[Begin Available data]

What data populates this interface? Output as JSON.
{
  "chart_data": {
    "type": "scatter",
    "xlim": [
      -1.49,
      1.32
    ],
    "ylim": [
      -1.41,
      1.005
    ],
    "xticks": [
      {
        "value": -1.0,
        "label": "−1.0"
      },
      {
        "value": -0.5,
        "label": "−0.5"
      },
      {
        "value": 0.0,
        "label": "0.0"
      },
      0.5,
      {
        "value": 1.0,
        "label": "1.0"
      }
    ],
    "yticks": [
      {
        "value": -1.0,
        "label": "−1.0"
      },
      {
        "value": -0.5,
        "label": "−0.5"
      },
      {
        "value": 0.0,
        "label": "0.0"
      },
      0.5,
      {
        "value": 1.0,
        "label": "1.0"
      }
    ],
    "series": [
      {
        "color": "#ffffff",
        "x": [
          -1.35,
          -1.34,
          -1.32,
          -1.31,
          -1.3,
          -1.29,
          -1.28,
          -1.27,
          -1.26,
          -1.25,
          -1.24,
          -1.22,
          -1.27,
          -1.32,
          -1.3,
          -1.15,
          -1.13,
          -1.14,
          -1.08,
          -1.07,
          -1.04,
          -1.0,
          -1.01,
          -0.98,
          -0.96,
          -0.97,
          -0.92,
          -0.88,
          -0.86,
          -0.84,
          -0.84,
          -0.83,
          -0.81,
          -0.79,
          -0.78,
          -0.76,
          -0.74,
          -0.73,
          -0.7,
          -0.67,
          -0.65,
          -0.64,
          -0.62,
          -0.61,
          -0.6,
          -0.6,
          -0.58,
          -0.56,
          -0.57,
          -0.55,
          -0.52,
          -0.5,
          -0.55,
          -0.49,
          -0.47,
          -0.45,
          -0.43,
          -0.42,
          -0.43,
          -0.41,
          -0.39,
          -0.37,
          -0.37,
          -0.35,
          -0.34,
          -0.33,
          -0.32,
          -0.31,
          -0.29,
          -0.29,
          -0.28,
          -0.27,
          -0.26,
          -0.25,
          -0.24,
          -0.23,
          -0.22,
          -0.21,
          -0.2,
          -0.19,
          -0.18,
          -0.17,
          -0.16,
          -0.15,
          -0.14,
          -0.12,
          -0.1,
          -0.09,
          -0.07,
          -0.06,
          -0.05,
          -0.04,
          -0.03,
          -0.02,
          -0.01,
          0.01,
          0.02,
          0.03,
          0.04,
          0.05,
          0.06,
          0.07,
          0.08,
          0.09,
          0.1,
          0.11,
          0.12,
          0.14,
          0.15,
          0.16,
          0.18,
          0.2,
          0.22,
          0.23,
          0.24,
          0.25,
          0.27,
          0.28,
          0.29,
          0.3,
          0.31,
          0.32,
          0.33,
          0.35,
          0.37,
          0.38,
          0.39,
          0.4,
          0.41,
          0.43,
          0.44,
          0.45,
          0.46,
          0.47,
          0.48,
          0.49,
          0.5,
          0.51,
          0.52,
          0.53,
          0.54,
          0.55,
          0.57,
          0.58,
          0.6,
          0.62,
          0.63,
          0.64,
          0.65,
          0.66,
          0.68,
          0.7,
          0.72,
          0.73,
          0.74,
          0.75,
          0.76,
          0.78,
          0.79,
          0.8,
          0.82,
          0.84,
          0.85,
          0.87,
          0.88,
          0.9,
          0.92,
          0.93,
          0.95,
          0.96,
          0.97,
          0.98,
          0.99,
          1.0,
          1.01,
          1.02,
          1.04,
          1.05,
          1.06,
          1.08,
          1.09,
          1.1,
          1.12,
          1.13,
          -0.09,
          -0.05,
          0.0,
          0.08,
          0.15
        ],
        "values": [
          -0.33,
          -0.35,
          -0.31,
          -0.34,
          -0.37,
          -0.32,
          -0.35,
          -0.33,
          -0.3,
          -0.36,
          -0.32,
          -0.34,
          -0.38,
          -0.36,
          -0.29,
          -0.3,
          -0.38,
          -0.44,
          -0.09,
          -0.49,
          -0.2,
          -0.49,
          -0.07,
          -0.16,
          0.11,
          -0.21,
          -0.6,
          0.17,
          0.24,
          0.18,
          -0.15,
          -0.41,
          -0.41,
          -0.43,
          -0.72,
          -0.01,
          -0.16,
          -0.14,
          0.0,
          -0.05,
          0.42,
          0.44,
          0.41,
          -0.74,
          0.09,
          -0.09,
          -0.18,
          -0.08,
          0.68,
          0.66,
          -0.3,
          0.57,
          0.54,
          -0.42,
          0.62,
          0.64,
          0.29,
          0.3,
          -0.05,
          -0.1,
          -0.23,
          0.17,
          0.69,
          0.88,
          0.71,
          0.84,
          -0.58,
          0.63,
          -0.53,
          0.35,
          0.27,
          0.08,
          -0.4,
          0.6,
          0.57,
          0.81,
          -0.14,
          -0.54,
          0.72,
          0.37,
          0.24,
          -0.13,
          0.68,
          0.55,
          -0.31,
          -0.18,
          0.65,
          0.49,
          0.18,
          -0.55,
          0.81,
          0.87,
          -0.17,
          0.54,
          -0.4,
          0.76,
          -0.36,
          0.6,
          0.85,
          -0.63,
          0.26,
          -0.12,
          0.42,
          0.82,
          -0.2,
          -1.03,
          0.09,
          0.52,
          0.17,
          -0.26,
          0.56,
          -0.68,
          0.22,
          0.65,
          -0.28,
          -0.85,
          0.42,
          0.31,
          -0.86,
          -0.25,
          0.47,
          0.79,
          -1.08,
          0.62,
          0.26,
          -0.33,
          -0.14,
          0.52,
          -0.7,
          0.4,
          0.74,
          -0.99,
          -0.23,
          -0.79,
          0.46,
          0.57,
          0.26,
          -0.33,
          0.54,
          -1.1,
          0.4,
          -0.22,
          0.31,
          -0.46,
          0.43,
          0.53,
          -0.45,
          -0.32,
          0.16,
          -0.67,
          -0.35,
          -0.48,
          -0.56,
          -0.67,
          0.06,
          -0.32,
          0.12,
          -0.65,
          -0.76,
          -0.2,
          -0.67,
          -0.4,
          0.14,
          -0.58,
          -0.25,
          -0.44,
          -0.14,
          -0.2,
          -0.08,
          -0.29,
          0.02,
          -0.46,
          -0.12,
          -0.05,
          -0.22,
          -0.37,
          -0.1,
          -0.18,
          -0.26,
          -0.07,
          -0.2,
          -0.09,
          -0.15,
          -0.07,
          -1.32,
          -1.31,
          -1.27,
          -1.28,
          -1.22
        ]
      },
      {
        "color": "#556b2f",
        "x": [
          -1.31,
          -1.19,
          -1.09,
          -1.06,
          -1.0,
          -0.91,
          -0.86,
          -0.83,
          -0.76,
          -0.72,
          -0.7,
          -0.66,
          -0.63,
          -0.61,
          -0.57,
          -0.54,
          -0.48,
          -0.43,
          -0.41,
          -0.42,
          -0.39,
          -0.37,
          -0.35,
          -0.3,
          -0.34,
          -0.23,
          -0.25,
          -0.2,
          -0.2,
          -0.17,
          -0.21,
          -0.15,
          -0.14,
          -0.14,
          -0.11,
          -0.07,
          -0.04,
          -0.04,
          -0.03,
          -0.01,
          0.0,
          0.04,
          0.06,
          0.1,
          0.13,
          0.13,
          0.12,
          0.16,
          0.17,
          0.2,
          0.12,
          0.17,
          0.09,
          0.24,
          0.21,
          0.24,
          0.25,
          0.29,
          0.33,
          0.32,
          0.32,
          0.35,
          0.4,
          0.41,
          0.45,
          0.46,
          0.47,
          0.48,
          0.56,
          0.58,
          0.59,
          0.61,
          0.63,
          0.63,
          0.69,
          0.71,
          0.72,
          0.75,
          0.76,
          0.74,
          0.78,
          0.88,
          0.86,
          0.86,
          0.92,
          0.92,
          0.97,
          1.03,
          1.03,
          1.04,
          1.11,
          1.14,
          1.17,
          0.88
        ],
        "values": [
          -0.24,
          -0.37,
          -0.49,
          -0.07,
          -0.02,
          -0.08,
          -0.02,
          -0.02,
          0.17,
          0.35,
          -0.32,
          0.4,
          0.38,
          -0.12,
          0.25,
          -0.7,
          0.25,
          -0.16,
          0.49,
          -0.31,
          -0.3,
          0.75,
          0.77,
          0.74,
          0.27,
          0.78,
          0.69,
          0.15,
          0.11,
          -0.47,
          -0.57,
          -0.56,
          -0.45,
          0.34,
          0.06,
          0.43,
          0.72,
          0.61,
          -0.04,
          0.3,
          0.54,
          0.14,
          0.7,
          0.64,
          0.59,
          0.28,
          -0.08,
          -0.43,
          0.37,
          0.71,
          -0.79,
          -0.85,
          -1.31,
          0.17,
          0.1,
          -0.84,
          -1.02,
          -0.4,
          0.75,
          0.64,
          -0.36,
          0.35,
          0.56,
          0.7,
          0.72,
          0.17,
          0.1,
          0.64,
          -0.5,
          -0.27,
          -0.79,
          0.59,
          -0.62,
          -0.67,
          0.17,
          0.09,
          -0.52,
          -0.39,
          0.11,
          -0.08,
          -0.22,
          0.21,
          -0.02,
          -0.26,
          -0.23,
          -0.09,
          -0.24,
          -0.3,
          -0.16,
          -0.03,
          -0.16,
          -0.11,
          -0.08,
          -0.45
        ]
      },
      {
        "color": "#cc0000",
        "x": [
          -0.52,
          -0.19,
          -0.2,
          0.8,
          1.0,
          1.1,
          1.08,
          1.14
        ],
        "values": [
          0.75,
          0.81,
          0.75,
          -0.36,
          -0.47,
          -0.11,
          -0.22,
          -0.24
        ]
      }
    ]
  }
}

[End Available data]

Goal of the exercise. From the listing above, collect each line in which the string "color" appears.

Response to the task.
        "color": "#ffffff",
        "color": "#556b2f",
        "color": "#cc0000",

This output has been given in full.